*Stated problem*: Would you output the whole listing below, exactly as it reads?

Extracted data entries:
※ ※ ※
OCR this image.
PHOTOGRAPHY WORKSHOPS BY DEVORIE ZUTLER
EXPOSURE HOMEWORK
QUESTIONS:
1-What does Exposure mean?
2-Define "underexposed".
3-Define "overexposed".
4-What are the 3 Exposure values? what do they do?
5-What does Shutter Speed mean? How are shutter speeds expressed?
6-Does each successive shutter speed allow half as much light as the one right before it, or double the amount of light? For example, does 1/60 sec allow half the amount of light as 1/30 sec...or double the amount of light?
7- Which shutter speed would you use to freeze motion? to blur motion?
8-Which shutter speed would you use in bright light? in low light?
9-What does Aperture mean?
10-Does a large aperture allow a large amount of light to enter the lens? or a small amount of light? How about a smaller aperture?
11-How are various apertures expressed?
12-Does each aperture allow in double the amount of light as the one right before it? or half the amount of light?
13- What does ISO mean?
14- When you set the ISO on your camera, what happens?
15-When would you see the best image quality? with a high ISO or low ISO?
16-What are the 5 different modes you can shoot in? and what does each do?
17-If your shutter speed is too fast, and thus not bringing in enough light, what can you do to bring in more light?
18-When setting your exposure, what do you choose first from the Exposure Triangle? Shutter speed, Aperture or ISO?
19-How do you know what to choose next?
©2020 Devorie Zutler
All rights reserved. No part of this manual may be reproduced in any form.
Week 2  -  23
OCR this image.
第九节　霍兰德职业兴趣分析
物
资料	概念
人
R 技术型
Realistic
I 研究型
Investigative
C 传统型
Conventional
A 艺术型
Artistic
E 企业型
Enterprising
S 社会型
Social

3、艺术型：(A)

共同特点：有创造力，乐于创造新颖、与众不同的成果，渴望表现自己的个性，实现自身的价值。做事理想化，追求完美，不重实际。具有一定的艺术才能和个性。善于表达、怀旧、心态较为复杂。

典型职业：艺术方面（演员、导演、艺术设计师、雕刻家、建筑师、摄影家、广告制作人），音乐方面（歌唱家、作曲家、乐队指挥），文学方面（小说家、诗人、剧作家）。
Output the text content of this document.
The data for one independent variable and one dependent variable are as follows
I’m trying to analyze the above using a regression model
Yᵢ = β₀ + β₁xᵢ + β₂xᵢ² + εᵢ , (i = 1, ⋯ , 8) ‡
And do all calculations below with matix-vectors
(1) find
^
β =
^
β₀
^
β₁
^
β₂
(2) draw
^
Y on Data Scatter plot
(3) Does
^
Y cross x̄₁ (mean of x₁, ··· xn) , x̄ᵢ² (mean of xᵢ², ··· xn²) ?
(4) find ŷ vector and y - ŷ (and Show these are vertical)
※ ※ ※
*Finished answer*:
OCR this image.
PHOTOGRAPHY WORKSHOPS BY DEVORIE ZUTLER
EXPOSURE HOMEWORK
QUESTIONS:
1-What does Exposure mean?
2-Define "underexposed".
3-Define "overexposed".
4-What are the 3 Exposure values? what do they do?
5-What does Shutter Speed mean? How are shutter speeds expressed?
6-Does each successive shutter speed allow half as much light as the one right before it, or double the amount of light? For example, does 1/60 sec allow half the amount of light as 1/30 sec...or double the amount of light?
7- Which shutter speed would you use to freeze motion? to blur motion?
8-Which shutter speed would you use in bright light? in low light?
9-What does Aperture mean?
10-Does a large aperture allow a large amount of light to enter the lens? or a small amount of light? How about a smaller aperture?
11-How are various apertures expressed?
12-Does each aperture allow in double the amount of light as the one right before it? or half the amount of light?
13- What does ISO mean?
14- When you set the ISO on your camera, what happens?
15-When would you see the best image quality? with a high ISO or low ISO?
16-What are the 5 different modes you can shoot in? and what does each do?
17-If your shutter speed is too fast, and thus not bringing in enough light, what can you do to bring in more light?
18-When setting your exposure, what do you choose first from the Exposure Triangle? Shutter speed, Aperture or ISO?
19-How do you know what to choose next?
©2020 Devorie Zutler
All rights reserved. No part of this manual may be reproduced in any form.
Week 2  -  23
OCR this image.
第九节　霍兰德职业兴趣分析
物
资料	概念
人
R 技术型
Realistic
I 研究型
Investigative
C 传统型
Conventional
A 艺术型
Artistic
E 企业型
Enterprising
S 社会型
Social

3、艺术型：(A)

共同特点：有创造力，乐于创造新颖、与众不同的成果，渴望表现自己的个性，实现自身的价值。做事理想化，追求完美，不重实际。具有一定的艺术才能和个性。善于表达、怀旧、心态较为复杂。

典型职业：艺术方面（演员、导演、艺术设计师、雕刻家、建筑师、摄影家、广告制作人），音乐方面（歌唱家、作曲家、乐队指挥），文学方面（小说家、诗人、剧作家）。
Output the text content of this document.
The data for one independent variable and one dependent variable are as follows
I’m trying to analyze the above using a regression model
Yᵢ = β₀ + β₁xᵢ + β₂xᵢ² + εᵢ , (i = 1, ⋯ , 8) ‡
And do all calculations below with matix-vectors
(1) find
^
β =
^
β₀
^
β₁
^
β₂
(2) draw
^
Y on Data Scatter plot
(3) Does
^
Y cross x̄₁ (mean of x₁, ··· xn) , x̄ᵢ² (mean of xᵢ², ··· xn²) ?
(4) find ŷ vector and y - ŷ (and Show these are vertical)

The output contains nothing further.